Prompt: All records are to be retyped faithfully and completely.

[Start Exercise inputs]

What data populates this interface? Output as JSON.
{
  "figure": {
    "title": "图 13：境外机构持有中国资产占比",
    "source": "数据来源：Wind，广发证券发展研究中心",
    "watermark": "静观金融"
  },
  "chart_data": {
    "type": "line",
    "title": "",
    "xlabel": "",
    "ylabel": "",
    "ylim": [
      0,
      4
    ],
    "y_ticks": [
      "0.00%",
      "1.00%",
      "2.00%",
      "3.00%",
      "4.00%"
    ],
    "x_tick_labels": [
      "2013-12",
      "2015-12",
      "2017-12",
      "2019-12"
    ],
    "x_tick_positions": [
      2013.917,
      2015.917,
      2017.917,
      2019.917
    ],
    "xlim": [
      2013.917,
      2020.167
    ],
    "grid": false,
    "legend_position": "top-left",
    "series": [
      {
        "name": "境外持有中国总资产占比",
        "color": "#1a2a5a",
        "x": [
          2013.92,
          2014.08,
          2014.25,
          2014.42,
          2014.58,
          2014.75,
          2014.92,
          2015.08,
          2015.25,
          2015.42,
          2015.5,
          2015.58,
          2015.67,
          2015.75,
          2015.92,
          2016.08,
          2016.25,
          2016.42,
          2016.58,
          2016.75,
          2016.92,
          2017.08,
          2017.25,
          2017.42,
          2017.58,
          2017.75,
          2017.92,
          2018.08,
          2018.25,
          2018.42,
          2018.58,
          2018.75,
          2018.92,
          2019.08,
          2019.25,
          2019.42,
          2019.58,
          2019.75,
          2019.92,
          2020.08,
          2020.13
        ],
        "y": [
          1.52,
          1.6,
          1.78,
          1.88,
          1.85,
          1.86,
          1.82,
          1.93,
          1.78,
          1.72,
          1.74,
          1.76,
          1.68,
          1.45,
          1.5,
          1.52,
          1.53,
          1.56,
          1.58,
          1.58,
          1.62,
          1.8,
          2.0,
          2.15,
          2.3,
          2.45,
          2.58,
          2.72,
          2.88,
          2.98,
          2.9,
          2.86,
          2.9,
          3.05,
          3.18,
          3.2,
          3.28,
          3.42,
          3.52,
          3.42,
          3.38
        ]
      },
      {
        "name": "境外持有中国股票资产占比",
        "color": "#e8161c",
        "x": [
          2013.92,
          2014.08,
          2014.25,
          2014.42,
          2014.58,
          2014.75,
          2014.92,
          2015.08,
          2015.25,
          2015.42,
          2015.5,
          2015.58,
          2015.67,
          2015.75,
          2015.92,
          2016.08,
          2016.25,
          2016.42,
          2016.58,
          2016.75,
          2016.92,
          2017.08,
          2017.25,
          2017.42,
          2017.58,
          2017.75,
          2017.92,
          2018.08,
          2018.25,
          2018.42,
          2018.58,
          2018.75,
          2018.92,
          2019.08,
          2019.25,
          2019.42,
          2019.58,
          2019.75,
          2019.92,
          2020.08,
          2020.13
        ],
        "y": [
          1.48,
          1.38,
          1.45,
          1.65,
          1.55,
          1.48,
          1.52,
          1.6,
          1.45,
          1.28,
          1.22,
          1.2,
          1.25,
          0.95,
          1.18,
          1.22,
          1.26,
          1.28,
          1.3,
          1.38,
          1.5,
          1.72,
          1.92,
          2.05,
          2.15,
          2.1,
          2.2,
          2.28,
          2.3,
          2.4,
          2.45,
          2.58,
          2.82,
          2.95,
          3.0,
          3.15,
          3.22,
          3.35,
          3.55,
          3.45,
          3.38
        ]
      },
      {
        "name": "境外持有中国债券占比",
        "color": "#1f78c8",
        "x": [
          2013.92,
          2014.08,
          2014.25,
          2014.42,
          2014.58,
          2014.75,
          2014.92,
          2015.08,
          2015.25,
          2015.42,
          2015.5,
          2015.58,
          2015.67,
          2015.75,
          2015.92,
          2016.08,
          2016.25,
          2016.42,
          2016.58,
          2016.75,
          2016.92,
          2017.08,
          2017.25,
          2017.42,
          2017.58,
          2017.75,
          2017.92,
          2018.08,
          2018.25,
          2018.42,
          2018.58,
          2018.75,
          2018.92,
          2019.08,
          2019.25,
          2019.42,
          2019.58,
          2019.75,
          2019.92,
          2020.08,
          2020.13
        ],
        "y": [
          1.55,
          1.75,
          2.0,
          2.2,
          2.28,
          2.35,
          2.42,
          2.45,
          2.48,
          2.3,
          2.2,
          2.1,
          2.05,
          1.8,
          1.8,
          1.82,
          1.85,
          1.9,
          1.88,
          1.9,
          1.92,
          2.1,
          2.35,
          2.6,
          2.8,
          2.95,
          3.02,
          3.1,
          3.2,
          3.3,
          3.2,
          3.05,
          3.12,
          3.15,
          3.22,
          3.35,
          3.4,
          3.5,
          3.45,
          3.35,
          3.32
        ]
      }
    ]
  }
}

[End Exercise inputs]

Answer:
What data populates this interface? Output as JSON.
{
  "figure": {
    "title": "图 13：境外机构持有中国资产占比",
    "source": "数据来源：Wind，广发证券发展研究中心",
    "watermark": "静观金融"
  },
  "chart_data": {
    "type": "line",
    "title": "",
    "xlabel": "",
    "ylabel": "",
    "ylim": [
      0,
      4
    ],
    "y_ticks": [
      "0.00%",
      "1.00%",
      "2.00%",
      "3.00%",
      "4.00%"
    ],
    "x_tick_labels": [
      "2013-12",
      "2015-12",
      "2017-12",
      "2019-12"
    ],
    "x_tick_positions": [
      2013.917,
      2015.917,
      2017.917,
      2019.917
    ],
    "xlim": [
      2013.917,
      2020.167
    ],
    "grid": false,
    "legend_position": "top-left",
    "series": [
      {
        "name": "境外持有中国总资产占比",
        "color": "#1a2a5a",
        "x": [
          2013.92,
          2014.08,
          2014.25,
          2014.42,
          2014.58,
          2014.75,
          2014.92,
          2015.08,
          2015.25,
          2015.42,
          2015.5,
          2015.58,
          2015.67,
          2015.75,
          2015.92,
          2016.08,
          2016.25,
          2016.42,
          2016.58,
          2016.75,
          2016.92,
          2017.08,
          2017.25,
          2017.42,
          2017.58,
          2017.75,
          2017.92,
          2018.08,
          2018.25,
          2018.42,
          2018.58,
          2018.75,
          2018.92,
          2019.08,
          2019.25,
          2019.42,
          2019.58,
          2019.75,
          2019.92,
          2020.08,
          2020.13
        ],
        "y": [
          1.52,
          1.6,
          1.78,
          1.88,
          1.85,
          1.86,
          1.82,
          1.93,
          1.78,
          1.72,
          1.74,
          1.76,
          1.68,
          1.45,
          1.5,
          1.52,
          1.53,
          1.56,
          1.58,
          1.58,
          1.62,
          1.8,
          2.0,
          2.15,
          2.3,
          2.45,
          2.58,
          2.72,
          2.88,
          2.98,
          2.9,
          2.86,
          2.9,
          3.05,
          3.18,
          3.2,
          3.28,
          3.42,
          3.52,
          3.42,
          3.38
        ]
      },
      {
        "name": "境外持有中国股票资产占比",
        "color": "#e8161c",
        "x": [
          2013.92,
          2014.08,
          2014.25,
          2014.42,
          2014.58,
          2014.75,
          2014.92,
          2015.08,
          2015.25,
          2015.42,
          2015.5,
          2015.58,
          2015.67,
          2015.75,
          2015.92,
          2016.08,
          2016.25,
          2016.42,
          2016.58,
          2016.75,
          2016.92,
          2017.08,
          2017.25,
          2017.42,
          2017.58,
          2017.75,
          2017.92,
          2018.08,
          2018.25,
          2018.42,
          2018.58,
          2018.75,
          2018.92,
          2019.08,
          2019.25,
          2019.42,
          2019.58,
          2019.75,
          2019.92,
          2020.08,
          2020.13
        ],
        "y": [
          1.48,
          1.38,
          1.45,
          1.65,
          1.55,
          1.48,
          1.52,
          1.6,
          1.45,
          1.28,
          1.22,
          1.2,
          1.25,
          0.95,
          1.18,
          1.22,
          1.26,
          1.28,
          1.3,
          1.38,
          1.5,
          1.72,
          1.92,
          2.05,
          2.15,
          2.1,
          2.2,
          2.28,
          2.3,
          2.4,
          2.45,
          2.58,
          2.82,
          2.95,
          3.0,
          3.15,
          3.22,
          3.35,
          3.55,
          3.45,
          3.38
        ]
      },
      {
        "name": "境外持有中国债券占比",
        "color": "#1f78c8",
        "x": [
          2013.92,
          2014.08,
          2014.25,
          2014.42,
          2014.58,
          2014.75,
          2014.92,
          2015.08,
          2015.25,
          2015.42,
          2015.5,
          2015.58,
          2015.67,
          2015.75,
          2015.92,
          2016.08,
          2016.25,
          2016.42,
          2016.58,
          2016.75,
          2016.92,
          2017.08,
          2017.25,
          2017.42,
          2017.58,
          2017.75,
          2017.92,
          2018.08,
          2018.25,
          2018.42,
          2018.58,
          2018.75,
          2018.92,
          2019.08,
          2019.25,
          2019.42,
          2019.58,
          2019.75,
          2019.92,
          2020.08,
          2020.13
        ],
        "y": [
          1.55,
          1.75,
          2.0,
          2.2,
          2.28,
          2.35,
          2.42,
          2.45,
          2.48,
          2.3,
          2.2,
          2.1,
          2.05,
          1.8,
          1.8,
          1.82,
          1.85,
          1.9,
          1.88,
          1.9,
          1.92,
          2.1,
          2.35,
          2.6,
          2.8,
          2.95,
          3.02,
          3.1,
          3.2,
          3.3,
          3.2,
          3.05,
          3.12,
          3.15,
          3.22,
          3.35,
          3.4,
          3.5,
          3.45,
          3.35,
          3.32
        ]
      }
    ]
  }
}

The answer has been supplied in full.